What is required:
Collect all lines containing the word "night" from the data.

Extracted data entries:
- - -
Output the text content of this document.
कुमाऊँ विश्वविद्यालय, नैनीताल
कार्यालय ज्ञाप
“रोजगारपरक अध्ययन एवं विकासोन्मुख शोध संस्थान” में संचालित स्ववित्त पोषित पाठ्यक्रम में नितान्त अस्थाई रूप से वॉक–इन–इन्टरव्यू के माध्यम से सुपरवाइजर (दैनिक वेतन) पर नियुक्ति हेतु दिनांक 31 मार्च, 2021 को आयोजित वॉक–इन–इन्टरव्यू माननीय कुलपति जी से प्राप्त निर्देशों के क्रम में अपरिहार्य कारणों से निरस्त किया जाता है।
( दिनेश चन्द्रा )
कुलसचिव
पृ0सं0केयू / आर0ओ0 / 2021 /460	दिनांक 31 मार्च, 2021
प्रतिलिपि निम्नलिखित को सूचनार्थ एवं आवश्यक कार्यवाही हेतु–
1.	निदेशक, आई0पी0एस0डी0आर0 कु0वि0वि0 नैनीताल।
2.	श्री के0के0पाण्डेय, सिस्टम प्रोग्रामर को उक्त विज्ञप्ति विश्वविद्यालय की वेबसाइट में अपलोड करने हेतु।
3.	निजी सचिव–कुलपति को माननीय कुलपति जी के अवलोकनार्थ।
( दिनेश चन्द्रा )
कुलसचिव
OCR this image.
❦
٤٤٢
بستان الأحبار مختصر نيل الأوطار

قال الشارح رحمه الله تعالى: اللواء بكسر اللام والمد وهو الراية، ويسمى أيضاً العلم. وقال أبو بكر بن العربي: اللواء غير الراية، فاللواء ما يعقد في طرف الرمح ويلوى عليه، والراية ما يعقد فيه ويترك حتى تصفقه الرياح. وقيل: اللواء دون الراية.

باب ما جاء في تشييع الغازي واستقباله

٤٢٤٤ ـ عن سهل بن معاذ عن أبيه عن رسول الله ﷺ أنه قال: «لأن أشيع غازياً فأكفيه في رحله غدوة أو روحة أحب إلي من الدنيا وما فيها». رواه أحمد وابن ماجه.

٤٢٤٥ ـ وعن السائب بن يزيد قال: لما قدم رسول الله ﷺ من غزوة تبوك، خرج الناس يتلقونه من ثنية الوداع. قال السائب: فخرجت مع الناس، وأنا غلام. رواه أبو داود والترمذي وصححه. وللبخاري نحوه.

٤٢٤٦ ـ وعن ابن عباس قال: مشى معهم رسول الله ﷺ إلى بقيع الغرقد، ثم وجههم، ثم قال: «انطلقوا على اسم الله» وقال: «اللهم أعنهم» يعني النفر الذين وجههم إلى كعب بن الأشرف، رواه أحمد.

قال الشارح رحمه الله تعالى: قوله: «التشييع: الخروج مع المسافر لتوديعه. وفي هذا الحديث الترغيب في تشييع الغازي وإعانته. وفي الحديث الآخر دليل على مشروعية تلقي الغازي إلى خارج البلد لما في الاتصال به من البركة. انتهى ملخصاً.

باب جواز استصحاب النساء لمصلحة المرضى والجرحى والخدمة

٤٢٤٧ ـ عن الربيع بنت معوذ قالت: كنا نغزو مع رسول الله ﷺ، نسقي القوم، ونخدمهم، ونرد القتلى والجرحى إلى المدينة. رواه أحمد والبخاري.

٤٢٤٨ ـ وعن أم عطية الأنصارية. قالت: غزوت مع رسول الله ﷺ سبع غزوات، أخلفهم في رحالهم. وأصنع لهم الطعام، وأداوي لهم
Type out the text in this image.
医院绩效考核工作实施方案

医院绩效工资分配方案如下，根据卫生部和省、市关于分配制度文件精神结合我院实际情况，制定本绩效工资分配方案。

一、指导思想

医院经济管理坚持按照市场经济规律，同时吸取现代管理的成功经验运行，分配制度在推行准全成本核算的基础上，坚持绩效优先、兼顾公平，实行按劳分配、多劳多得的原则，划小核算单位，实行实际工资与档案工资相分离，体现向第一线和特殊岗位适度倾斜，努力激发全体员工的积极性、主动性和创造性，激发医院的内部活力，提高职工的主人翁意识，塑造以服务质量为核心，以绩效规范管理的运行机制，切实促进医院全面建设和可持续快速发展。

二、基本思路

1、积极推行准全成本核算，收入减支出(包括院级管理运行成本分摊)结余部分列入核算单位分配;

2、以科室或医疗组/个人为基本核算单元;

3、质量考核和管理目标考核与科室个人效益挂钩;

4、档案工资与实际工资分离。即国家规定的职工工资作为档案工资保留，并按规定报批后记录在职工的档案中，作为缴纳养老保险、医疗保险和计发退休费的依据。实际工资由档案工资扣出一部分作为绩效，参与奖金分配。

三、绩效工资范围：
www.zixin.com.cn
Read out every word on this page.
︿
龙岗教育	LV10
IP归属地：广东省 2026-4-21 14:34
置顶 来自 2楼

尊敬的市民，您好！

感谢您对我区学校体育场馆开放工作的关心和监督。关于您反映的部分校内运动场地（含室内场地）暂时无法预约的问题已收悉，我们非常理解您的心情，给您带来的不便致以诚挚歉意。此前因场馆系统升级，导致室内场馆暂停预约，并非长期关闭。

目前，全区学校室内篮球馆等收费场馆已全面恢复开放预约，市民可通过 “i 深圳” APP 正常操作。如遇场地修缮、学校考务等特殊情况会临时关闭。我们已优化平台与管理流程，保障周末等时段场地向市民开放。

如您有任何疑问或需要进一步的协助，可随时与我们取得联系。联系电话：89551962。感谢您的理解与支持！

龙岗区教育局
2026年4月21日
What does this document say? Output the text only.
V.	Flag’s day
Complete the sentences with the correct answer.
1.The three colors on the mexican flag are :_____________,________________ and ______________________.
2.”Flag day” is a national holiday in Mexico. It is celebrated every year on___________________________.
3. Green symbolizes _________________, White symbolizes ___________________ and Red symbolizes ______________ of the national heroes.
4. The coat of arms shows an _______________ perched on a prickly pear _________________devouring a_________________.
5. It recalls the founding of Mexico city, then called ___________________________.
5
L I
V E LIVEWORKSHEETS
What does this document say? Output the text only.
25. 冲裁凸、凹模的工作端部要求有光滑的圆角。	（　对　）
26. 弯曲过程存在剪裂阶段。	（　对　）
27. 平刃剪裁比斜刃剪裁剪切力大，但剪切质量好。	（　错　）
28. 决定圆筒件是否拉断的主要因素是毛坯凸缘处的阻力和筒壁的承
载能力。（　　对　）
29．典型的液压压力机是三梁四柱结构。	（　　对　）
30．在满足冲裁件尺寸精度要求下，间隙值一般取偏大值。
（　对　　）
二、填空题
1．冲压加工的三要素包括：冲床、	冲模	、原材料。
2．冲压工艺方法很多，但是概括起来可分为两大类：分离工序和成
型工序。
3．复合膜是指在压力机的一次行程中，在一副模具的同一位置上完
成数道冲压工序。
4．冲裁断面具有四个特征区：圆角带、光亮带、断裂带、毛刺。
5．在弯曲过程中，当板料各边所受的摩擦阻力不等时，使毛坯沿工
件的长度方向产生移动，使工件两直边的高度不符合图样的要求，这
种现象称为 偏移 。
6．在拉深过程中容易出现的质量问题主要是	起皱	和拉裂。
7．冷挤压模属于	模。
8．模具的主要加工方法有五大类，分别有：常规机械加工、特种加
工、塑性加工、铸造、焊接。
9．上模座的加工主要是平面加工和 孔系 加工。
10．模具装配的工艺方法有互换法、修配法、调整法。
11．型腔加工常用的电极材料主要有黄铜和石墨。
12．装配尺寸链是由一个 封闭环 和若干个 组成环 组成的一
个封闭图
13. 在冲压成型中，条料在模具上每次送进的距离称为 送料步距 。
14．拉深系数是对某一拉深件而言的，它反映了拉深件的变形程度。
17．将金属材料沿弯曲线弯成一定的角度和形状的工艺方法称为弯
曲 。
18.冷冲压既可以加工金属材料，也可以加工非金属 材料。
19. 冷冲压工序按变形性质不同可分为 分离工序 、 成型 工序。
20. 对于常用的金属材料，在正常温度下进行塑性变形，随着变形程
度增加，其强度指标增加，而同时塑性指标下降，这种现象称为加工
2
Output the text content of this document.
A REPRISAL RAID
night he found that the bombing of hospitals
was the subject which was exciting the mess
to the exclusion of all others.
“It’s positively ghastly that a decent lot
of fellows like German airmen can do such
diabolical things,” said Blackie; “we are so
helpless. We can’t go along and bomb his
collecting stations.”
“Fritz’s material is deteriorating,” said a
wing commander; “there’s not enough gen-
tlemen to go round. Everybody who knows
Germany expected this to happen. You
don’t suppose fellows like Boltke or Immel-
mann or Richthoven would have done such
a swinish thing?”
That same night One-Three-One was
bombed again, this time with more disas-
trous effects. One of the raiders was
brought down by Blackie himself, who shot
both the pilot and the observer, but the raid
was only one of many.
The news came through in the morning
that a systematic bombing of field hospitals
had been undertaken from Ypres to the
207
- - -
Expected answer:
night he found that the bombing of hospitals
That same night One-Three-One was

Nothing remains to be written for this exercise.